→ **BRIEF**: Provide an exact copy of the data, excluding the images.

→ **RECORDS SHOWN**:
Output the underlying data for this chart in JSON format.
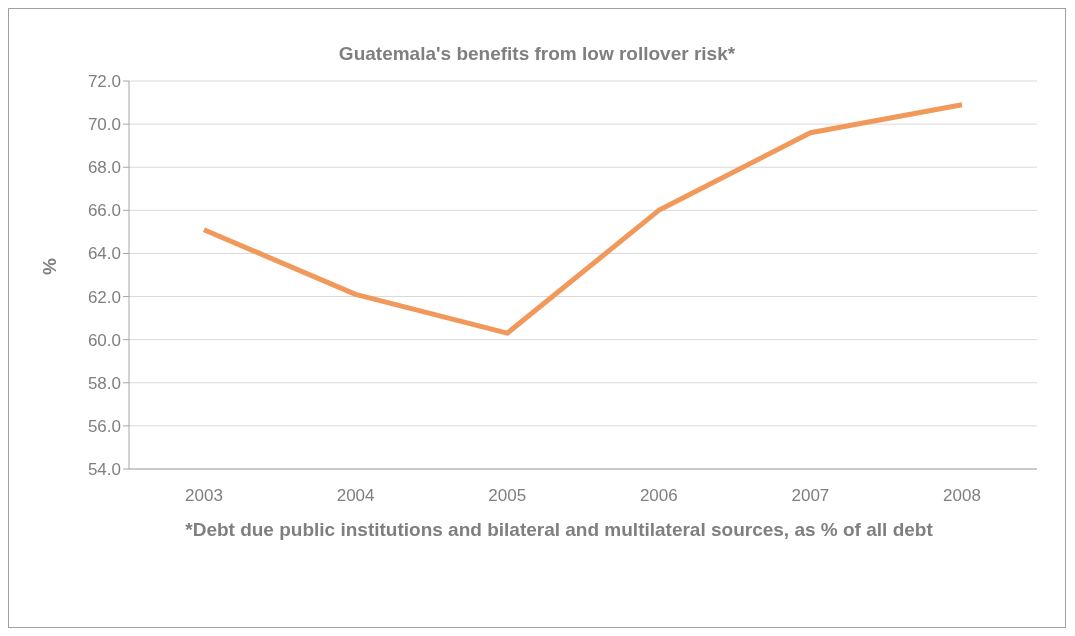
{
  "chart_data": {
    "type": "line",
    "title": "Guatemala's benefits from low rollover risk*",
    "ylabel": "%",
    "categories": [
      "2003",
      "2004",
      "2005",
      "2006",
      "2007",
      "2008"
    ],
    "series": [
      {
        "color": "#f0995a",
        "values": [
          65.1,
          62.1,
          60.3,
          66.0,
          69.6,
          70.9
        ]
      }
    ],
    "ylim": [
      54,
      72
    ],
    "yticks": [
      {
        "value": 54,
        "label": "54.0"
      },
      {
        "value": 56,
        "label": "56.0"
      },
      {
        "value": 58,
        "label": "58.0"
      },
      {
        "value": 60,
        "label": "60.0"
      },
      {
        "value": 62,
        "label": "62.0"
      },
      {
        "value": 64,
        "label": "64.0"
      },
      {
        "value": 66,
        "label": "66.0"
      },
      {
        "value": 68,
        "label": "68.0"
      },
      {
        "value": 70,
        "label": "70.0"
      },
      {
        "value": 72,
        "label": "72.0"
      }
    ],
    "grid": "y",
    "marker": "none",
    "line_style": "solid",
    "legend": false,
    "annotations": [
      "*Debt due public institutions and bilateral and multilateral sources, as % of all debt"
    ]
  }
}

→ **RESULT OF THIS TASK**:
Output the underlying data for this chart in JSON format.
{
  "chart_data": {
    "type": "line",
    "title": "Guatemala's benefits from low rollover risk*",
    "ylabel": "%",
    "categories": [
      "2003",
      "2004",
      "2005",
      "2006",
      "2007",
      "2008"
    ],
    "series": [
      {
        "color": "#f0995a",
        "values": [
          65.1,
          62.1,
          60.3,
          66.0,
          69.6,
          70.9
        ]
      }
    ],
    "ylim": [
      54,
      72
    ],
    "yticks": [
      {
        "value": 54,
        "label": "54.0"
      },
      {
        "value": 56,
        "label": "56.0"
      },
      {
        "value": 58,
        "label": "58.0"
      },
      {
        "value": 60,
        "label": "60.0"
      },
      {
        "value": 62,
        "label": "62.0"
      },
      {
        "value": 64,
        "label": "64.0"
      },
      {
        "value": 66,
        "label": "66.0"
      },
      {
        "value": 68,
        "label": "68.0"
      },
      {
        "value": 70,
        "label": "70.0"
      },
      {
        "value": 72,
        "label": "72.0"
      }
    ],
    "grid": "y",
    "marker": "none",
    "line_style": "solid",
    "legend": false,
    "annotations": [
      "*Debt due public institutions and bilateral and multilateral sources, as % of all debt"
    ]
  }
}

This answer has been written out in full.